Records excerpted from a collection:
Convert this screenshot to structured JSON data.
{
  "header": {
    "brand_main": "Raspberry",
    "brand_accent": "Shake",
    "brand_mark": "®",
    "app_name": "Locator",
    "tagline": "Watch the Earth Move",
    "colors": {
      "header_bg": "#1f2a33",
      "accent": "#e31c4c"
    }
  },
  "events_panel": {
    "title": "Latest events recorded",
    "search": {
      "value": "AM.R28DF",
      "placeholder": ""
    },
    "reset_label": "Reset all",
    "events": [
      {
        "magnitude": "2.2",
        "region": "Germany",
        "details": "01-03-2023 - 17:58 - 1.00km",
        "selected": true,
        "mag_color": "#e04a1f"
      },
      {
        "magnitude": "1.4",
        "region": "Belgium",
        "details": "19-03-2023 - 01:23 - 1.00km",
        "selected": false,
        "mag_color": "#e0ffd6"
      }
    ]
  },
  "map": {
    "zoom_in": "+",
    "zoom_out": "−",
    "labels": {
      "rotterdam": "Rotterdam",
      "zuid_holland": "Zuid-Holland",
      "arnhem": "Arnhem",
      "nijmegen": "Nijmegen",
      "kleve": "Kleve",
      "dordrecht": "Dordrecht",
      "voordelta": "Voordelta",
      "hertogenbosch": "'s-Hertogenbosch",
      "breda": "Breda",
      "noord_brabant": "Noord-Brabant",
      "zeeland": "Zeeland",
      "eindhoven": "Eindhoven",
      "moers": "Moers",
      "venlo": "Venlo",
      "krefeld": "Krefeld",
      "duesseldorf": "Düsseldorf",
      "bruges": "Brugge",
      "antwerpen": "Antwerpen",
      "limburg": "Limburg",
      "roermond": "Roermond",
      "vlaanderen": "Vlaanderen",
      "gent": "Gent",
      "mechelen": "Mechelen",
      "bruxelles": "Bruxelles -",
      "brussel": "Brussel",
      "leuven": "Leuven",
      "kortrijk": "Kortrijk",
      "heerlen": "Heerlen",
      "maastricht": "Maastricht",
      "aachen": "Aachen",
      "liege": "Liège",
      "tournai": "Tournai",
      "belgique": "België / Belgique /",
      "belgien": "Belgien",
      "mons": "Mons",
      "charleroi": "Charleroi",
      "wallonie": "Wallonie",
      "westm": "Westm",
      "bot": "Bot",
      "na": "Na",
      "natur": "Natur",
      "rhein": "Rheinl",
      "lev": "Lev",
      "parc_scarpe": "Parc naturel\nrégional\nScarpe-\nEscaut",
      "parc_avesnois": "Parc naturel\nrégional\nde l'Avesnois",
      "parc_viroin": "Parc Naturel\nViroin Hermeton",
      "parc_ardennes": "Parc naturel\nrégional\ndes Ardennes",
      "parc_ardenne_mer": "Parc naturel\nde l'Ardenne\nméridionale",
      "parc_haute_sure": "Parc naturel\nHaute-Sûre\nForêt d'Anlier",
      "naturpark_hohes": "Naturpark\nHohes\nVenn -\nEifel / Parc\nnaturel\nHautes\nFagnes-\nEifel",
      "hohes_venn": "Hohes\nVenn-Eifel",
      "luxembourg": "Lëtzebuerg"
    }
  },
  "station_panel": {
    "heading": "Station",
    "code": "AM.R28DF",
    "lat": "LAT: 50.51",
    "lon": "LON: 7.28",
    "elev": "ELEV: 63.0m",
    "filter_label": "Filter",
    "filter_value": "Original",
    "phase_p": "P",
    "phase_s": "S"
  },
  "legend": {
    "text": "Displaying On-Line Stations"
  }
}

• [THE PROBLEM]: Copy out every line of the listing that includes the string "details".

• [RIGHT ANSWER]:
        "details": "01-03-2023 - 17:58 - 1.00km",
        "details": "19-03-2023 - 01:23 - 1.00km",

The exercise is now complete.